Stored data entries
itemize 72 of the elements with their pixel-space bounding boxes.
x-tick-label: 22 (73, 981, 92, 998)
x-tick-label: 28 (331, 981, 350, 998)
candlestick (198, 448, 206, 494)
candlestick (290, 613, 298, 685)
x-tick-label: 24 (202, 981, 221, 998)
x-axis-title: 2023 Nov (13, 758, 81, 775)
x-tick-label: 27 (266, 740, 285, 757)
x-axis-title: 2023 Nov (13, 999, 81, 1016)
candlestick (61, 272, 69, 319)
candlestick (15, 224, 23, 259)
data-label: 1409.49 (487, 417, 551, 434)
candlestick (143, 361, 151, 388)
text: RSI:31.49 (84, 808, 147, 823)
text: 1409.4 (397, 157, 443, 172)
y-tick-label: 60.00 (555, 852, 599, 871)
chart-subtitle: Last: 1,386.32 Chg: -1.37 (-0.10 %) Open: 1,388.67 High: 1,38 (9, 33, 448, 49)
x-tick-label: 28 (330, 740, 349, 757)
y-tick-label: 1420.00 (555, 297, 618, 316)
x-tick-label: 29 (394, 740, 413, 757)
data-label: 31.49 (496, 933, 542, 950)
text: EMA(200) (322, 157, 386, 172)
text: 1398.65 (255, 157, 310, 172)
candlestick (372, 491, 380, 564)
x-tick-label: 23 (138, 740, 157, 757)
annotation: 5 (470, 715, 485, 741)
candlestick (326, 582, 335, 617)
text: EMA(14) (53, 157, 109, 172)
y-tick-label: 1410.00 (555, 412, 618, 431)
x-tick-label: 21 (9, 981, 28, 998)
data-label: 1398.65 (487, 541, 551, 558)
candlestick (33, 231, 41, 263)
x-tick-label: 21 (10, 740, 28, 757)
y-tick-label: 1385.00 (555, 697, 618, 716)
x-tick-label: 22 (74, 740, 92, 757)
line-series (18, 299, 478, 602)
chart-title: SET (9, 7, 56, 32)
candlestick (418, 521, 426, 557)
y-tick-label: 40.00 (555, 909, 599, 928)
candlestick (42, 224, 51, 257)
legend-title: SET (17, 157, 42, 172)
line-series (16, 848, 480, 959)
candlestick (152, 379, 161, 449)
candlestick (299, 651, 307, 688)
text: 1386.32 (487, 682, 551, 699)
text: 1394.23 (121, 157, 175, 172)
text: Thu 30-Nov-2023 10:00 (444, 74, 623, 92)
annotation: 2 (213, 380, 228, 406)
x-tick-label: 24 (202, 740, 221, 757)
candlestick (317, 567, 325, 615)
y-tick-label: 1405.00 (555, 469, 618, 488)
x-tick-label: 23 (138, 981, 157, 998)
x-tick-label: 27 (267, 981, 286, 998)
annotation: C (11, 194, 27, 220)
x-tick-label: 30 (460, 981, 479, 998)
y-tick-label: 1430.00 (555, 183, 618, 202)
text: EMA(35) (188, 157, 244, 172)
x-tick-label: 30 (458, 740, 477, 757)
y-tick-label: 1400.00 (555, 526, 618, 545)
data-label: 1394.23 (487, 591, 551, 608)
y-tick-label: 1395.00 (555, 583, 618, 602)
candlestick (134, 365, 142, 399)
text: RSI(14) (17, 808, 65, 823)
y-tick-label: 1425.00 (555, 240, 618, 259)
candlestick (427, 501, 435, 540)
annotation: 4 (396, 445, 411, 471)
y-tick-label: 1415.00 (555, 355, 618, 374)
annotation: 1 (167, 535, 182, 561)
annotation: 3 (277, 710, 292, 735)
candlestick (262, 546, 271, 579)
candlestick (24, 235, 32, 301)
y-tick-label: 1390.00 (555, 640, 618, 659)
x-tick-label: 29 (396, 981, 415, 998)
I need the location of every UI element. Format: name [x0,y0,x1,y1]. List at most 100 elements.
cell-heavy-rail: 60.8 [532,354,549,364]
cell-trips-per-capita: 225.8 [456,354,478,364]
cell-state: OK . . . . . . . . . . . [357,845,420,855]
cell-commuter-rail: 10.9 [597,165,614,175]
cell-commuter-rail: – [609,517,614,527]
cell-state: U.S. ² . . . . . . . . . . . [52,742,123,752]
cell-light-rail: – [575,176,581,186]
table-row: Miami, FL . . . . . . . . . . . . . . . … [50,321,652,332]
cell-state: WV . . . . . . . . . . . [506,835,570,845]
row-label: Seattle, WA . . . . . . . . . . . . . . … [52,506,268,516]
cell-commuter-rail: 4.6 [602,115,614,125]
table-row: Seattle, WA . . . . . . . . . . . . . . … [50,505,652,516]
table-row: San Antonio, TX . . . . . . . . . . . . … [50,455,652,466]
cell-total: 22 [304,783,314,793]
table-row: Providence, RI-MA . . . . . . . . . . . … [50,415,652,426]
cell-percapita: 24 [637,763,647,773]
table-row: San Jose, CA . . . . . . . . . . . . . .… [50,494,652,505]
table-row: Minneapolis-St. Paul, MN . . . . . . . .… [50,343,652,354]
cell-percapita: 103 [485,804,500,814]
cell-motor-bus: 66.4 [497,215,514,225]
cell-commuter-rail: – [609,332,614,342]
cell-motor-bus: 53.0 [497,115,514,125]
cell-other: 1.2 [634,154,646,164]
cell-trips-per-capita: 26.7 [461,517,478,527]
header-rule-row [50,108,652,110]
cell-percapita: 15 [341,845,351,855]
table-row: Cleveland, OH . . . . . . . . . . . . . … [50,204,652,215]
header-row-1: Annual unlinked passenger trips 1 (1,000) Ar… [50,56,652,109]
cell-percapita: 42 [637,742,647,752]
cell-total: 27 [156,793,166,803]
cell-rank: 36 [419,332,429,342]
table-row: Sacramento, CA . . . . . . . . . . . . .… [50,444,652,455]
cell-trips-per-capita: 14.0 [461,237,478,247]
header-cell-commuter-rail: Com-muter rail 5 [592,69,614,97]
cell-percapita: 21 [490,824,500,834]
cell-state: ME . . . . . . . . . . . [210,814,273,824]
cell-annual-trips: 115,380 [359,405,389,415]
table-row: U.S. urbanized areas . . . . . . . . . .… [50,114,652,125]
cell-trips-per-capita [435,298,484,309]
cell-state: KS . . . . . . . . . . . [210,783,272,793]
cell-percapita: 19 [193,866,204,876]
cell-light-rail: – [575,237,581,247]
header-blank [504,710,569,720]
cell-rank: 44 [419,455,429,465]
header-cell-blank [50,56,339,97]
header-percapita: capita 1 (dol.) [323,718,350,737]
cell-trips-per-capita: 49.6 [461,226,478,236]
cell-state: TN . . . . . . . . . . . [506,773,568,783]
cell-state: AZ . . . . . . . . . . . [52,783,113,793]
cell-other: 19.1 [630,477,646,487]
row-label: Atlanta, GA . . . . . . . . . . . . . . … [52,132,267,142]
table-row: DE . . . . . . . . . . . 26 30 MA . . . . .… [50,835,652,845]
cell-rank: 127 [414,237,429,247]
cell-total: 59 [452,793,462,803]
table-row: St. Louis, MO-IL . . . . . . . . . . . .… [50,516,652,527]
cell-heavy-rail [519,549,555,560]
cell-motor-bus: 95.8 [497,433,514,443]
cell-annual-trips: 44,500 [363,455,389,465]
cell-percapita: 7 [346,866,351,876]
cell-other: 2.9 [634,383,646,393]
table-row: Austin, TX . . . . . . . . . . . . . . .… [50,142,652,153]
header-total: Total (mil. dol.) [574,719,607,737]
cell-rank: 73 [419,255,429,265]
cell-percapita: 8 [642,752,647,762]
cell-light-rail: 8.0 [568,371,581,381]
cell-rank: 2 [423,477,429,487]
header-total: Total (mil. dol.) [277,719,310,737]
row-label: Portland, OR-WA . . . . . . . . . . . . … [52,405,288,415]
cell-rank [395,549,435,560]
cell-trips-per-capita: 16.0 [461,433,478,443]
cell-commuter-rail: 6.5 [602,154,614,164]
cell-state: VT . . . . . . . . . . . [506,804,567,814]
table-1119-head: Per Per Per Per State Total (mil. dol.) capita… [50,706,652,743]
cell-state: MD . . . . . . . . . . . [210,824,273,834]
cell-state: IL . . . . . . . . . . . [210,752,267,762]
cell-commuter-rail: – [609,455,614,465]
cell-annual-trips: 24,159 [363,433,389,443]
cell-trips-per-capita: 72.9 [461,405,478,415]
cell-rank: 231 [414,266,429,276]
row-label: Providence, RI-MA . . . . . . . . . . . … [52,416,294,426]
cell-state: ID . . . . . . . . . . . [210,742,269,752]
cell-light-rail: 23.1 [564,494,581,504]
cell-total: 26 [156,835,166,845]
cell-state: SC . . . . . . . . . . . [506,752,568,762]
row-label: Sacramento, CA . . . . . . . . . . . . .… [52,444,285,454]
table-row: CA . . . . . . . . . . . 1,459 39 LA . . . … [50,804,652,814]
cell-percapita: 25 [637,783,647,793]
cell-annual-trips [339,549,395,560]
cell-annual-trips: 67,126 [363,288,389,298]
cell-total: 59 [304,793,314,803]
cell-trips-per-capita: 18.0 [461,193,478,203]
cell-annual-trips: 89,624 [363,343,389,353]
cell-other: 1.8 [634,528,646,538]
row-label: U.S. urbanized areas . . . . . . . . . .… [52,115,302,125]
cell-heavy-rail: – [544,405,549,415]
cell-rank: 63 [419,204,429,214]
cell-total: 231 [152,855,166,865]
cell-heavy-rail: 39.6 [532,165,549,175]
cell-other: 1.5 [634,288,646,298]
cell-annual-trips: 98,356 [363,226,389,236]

Stated exercise:
Please write out the lines with no changes, beginning at the first line and stopping after the line that contains "y-tick-label: 1410.00 (555, 412, 618, 431)".

Solution for this exercise:
itemize 72 of the elements with their pixel-space bounding boxes.
x-tick-label: 22 (73, 981, 92, 998)
x-tick-label: 28 (331, 981, 350, 998)
candlestick (198, 448, 206, 494)
candlestick (290, 613, 298, 685)
x-tick-label: 24 (202, 981, 221, 998)
x-axis-title: 2023 Nov (13, 758, 81, 775)
x-tick-label: 27 (266, 740, 285, 757)
x-axis-title: 2023 Nov (13, 999, 81, 1016)
candlestick (61, 272, 69, 319)
candlestick (15, 224, 23, 259)
data-label: 1409.49 (487, 417, 551, 434)
candlestick (143, 361, 151, 388)
text: RSI:31.49 (84, 808, 147, 823)
text: 1409.4 (397, 157, 443, 172)
y-tick-label: 60.00 (555, 852, 599, 871)
chart-subtitle: Last: 1,386.32 Chg: -1.37 (-0.10 %) Open: 1,388.67 High: 1,38 (9, 33, 448, 49)
x-tick-label: 28 (330, 740, 349, 757)
y-tick-label: 1420.00 (555, 297, 618, 316)
x-tick-label: 29 (394, 740, 413, 757)
data-label: 31.49 (496, 933, 542, 950)
text: EMA(200) (322, 157, 386, 172)
text: 1398.65 (255, 157, 310, 172)
candlestick (372, 491, 380, 564)
x-tick-label: 23 (138, 740, 157, 757)
annotation: 5 (470, 715, 485, 741)
candlestick (326, 582, 335, 617)
text: EMA(14) (53, 157, 109, 172)
y-tick-label: 1410.00 (555, 412, 618, 431)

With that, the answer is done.